> **INSTRUCTION**:
Check each line of the material below for "title", then copy the ones that contain it.

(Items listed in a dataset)
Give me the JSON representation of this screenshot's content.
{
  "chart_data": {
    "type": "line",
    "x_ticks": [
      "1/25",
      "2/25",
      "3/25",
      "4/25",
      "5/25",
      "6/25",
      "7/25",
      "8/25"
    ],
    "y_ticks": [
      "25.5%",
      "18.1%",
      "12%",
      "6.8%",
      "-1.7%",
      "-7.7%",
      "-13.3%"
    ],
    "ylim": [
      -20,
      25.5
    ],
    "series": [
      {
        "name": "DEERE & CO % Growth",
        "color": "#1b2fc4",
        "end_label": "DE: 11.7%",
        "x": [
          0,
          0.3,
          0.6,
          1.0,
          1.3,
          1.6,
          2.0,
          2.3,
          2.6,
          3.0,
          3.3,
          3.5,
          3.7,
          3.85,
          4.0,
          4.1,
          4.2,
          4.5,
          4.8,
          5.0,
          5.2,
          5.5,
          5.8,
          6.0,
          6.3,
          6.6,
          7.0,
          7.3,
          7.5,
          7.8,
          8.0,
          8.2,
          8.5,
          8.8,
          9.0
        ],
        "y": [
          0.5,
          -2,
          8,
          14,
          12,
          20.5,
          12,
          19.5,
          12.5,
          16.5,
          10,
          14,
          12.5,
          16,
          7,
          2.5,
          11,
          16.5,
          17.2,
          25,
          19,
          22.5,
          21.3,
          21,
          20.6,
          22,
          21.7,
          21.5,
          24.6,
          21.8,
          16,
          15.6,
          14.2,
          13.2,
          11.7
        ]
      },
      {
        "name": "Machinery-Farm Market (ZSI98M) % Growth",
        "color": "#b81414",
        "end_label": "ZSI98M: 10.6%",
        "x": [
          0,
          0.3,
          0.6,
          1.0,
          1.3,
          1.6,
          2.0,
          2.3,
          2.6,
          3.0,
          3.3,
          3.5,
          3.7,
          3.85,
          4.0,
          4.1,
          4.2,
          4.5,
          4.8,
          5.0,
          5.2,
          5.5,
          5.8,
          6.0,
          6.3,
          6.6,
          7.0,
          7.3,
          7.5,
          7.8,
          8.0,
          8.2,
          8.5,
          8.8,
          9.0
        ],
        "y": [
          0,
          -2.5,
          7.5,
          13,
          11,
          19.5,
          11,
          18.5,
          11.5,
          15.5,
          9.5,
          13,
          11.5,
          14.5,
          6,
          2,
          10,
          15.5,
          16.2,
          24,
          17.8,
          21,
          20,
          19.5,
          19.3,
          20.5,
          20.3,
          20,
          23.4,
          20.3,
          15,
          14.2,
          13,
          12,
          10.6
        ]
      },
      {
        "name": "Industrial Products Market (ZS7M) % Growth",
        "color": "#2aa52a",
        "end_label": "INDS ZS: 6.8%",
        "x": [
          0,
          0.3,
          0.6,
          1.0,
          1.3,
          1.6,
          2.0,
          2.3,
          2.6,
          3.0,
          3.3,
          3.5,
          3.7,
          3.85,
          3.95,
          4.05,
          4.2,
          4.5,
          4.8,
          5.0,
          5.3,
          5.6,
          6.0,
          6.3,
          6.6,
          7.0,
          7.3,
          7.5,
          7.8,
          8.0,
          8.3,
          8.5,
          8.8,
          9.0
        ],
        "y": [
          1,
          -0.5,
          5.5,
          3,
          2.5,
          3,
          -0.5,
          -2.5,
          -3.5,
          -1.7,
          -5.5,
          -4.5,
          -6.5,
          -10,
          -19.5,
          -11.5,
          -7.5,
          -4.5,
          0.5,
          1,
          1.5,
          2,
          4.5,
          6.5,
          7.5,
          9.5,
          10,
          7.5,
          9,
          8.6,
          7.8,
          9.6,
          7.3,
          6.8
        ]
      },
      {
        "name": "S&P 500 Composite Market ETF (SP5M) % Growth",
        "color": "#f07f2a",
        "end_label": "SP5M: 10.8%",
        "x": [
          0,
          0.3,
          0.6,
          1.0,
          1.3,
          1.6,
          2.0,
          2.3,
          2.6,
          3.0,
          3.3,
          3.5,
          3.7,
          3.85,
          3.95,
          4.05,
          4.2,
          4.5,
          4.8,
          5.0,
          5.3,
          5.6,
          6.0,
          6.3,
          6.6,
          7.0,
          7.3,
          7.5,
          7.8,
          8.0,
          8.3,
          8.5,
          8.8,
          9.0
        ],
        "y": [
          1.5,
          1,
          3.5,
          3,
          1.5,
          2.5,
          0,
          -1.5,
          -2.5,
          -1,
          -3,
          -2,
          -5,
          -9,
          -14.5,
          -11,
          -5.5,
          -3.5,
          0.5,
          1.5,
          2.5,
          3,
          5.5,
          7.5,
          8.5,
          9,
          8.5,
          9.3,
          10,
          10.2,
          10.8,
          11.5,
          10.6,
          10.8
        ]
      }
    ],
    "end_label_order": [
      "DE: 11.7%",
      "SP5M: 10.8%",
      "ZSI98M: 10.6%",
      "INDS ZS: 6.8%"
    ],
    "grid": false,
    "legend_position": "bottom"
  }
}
...
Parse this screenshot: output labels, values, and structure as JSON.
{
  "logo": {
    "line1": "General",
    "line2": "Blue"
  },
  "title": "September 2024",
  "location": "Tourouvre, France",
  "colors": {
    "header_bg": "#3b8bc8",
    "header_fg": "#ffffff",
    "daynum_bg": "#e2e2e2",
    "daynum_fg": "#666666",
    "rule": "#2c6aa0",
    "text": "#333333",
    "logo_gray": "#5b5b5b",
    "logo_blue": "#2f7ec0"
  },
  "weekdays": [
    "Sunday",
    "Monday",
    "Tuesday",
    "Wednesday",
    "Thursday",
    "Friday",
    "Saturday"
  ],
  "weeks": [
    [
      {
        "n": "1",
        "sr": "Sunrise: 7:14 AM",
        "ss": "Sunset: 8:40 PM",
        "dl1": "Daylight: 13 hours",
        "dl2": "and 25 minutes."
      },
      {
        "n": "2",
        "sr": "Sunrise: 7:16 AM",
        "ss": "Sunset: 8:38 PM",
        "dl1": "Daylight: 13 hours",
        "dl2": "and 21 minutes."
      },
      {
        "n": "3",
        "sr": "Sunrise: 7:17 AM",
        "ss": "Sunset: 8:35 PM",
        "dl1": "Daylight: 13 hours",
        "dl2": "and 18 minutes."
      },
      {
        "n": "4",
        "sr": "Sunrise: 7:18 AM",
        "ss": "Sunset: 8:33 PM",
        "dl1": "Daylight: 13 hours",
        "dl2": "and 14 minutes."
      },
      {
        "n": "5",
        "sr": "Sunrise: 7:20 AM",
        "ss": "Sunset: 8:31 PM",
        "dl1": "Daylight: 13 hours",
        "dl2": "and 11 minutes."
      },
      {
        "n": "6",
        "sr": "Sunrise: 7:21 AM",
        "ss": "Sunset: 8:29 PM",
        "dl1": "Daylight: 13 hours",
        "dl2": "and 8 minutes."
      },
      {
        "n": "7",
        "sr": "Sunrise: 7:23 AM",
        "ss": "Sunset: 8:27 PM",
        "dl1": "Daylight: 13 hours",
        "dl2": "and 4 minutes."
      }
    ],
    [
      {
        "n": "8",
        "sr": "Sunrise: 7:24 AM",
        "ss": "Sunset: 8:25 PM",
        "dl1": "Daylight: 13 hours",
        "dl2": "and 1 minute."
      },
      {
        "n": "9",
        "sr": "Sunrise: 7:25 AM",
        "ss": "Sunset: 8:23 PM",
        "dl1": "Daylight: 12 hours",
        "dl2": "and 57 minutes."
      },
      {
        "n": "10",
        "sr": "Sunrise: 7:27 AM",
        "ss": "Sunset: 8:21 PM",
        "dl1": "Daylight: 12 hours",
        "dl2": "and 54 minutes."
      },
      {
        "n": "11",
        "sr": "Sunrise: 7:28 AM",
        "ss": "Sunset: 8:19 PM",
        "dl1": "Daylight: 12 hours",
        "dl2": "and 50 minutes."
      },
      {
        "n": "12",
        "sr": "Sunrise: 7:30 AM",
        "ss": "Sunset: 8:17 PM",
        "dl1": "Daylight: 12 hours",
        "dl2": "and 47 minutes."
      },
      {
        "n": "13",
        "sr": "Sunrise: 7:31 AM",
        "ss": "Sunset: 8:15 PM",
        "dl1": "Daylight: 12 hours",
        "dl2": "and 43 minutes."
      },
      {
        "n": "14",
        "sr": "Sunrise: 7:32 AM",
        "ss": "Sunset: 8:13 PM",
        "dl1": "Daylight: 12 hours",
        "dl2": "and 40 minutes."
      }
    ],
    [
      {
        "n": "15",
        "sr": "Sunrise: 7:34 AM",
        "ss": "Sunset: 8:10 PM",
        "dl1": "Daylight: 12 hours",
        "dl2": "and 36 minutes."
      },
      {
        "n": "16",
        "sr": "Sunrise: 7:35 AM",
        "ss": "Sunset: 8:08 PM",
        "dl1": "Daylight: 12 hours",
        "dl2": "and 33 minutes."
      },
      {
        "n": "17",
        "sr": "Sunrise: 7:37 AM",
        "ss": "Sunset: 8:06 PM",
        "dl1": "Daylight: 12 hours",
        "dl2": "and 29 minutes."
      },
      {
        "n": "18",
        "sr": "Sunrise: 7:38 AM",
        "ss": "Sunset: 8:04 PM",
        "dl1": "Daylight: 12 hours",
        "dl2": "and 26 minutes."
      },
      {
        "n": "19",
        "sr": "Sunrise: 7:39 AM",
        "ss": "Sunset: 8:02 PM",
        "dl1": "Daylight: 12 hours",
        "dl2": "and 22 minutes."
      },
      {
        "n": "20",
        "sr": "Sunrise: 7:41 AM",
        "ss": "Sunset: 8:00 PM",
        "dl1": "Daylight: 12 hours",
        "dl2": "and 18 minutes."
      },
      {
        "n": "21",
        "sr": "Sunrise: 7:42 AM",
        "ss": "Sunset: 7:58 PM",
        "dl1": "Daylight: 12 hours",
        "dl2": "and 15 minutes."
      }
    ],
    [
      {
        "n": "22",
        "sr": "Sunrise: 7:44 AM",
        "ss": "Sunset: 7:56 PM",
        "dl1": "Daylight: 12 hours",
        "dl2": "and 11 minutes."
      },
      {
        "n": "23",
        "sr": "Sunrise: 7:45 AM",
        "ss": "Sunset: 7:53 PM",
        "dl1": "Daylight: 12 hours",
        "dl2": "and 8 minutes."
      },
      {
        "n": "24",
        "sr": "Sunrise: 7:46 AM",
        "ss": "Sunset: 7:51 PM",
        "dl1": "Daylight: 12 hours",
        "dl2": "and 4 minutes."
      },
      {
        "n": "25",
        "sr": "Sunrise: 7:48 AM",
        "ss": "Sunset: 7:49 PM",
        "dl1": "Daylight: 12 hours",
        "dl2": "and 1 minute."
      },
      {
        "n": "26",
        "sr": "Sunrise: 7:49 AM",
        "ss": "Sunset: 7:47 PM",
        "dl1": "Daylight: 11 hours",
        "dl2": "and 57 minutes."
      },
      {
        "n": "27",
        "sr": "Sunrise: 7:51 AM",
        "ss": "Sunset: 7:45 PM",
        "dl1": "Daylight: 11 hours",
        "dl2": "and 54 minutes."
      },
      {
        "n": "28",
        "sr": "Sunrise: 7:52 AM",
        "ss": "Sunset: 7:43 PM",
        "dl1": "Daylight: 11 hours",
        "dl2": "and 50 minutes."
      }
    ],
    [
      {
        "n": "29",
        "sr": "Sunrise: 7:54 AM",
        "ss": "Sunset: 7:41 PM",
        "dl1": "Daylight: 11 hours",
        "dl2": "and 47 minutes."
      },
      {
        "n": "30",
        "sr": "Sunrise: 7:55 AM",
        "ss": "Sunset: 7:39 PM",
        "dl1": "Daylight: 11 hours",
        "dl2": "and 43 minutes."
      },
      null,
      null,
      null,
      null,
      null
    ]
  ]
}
---
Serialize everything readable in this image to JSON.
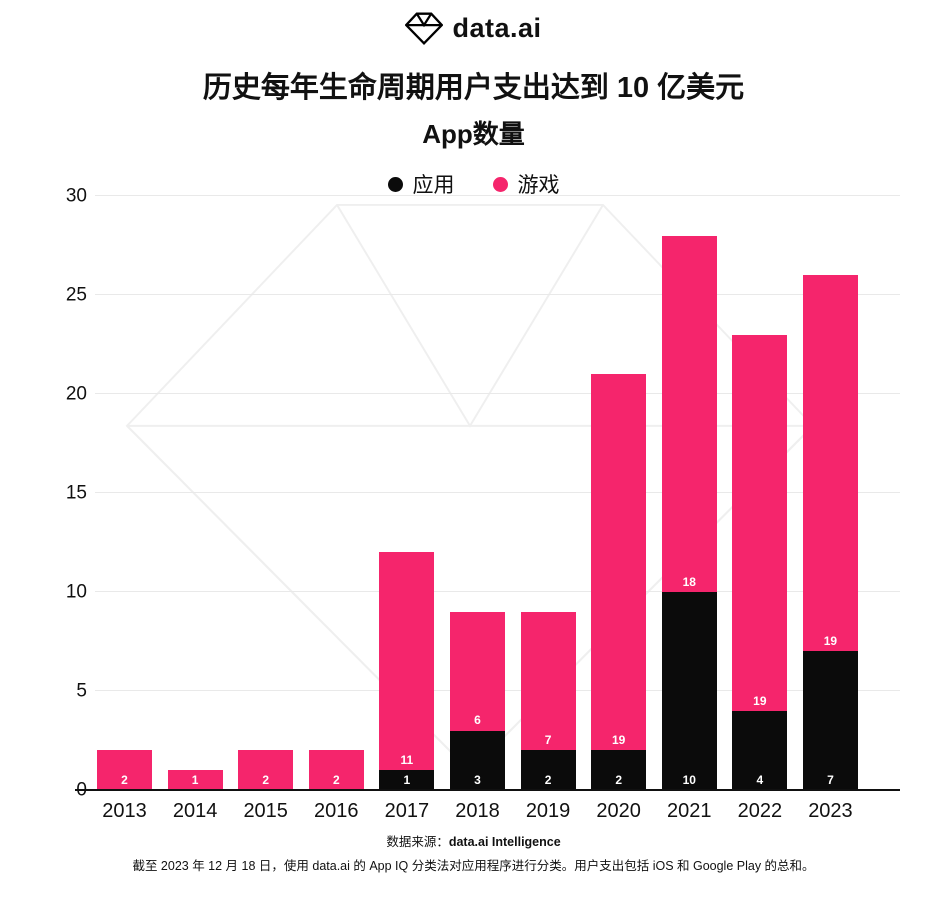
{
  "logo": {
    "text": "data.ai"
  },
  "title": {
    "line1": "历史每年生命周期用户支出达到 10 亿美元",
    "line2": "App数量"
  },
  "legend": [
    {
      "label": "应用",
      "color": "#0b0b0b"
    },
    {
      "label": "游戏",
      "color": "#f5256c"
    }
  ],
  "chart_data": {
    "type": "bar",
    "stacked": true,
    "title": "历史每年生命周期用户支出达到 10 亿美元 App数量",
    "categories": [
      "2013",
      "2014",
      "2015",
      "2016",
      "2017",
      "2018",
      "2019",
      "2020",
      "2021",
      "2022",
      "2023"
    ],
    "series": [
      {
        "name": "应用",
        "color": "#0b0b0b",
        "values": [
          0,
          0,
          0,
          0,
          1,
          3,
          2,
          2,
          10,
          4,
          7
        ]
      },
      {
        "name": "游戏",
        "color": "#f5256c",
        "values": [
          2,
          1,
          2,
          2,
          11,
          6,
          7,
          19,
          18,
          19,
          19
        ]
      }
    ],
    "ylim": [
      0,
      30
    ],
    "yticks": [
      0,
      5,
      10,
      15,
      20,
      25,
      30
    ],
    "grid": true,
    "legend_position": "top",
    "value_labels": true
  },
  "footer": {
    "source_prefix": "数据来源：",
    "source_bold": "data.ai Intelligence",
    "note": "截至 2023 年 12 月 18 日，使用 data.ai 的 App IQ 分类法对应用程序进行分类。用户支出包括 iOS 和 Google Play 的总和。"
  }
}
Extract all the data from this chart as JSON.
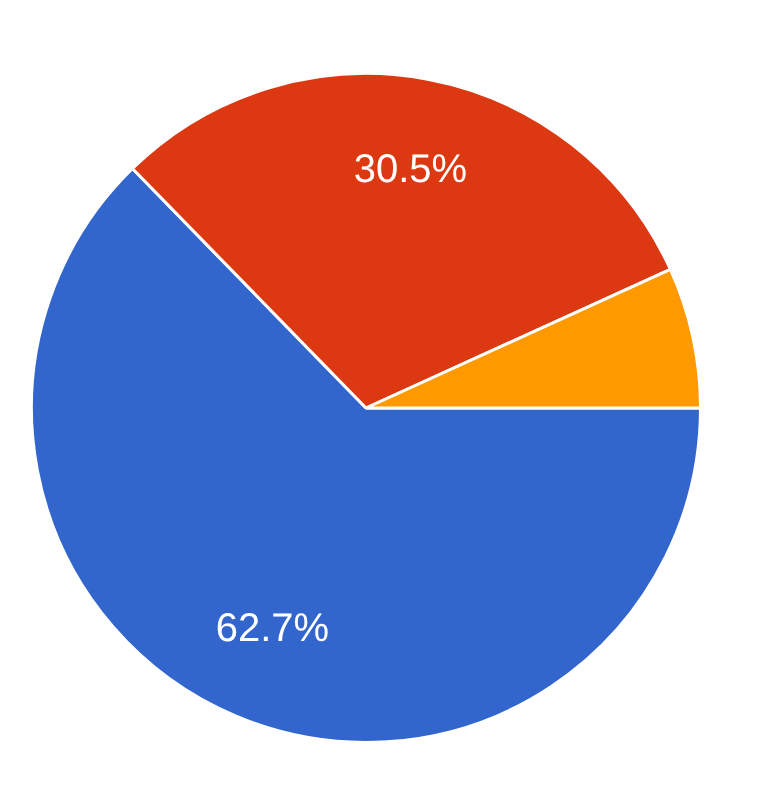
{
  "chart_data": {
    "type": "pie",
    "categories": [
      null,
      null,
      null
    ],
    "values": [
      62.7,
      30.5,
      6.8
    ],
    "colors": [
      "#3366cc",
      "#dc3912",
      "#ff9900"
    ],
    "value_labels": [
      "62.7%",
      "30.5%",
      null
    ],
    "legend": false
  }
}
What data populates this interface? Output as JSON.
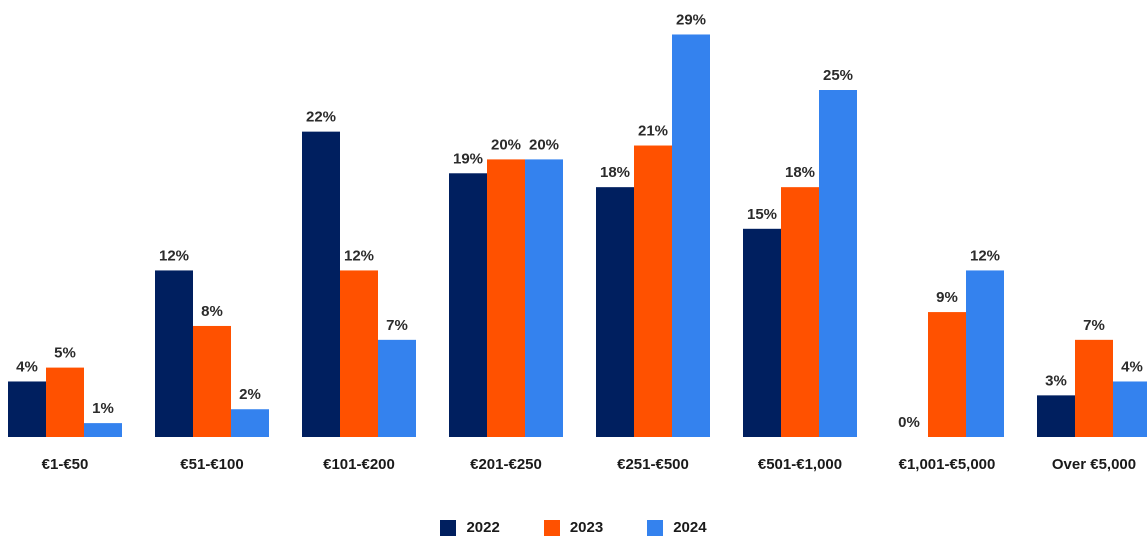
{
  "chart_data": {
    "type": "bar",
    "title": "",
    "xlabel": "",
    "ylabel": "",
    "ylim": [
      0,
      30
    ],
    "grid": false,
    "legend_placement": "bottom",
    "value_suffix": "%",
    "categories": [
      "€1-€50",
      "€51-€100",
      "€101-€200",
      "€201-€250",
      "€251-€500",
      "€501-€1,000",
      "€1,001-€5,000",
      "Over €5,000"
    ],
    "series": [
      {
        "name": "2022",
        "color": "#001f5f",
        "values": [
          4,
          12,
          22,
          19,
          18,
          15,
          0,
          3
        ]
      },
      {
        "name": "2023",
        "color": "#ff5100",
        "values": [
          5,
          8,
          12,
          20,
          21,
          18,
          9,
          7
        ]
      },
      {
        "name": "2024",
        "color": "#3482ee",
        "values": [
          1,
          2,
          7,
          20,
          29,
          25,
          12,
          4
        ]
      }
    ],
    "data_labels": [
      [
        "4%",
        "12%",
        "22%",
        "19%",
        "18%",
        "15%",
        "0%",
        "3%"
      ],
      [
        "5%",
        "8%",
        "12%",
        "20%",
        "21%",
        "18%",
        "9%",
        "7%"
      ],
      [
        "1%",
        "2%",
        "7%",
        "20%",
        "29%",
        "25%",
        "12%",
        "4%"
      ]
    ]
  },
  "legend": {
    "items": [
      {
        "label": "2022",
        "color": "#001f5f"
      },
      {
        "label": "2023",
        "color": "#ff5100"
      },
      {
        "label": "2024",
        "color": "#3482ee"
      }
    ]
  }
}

> **THE REPLY**:
  "title": "September 2024",
  "title": {
    "title": "历史每年生命周期用户支出达到 10 亿美元 App数量",
    "title": "",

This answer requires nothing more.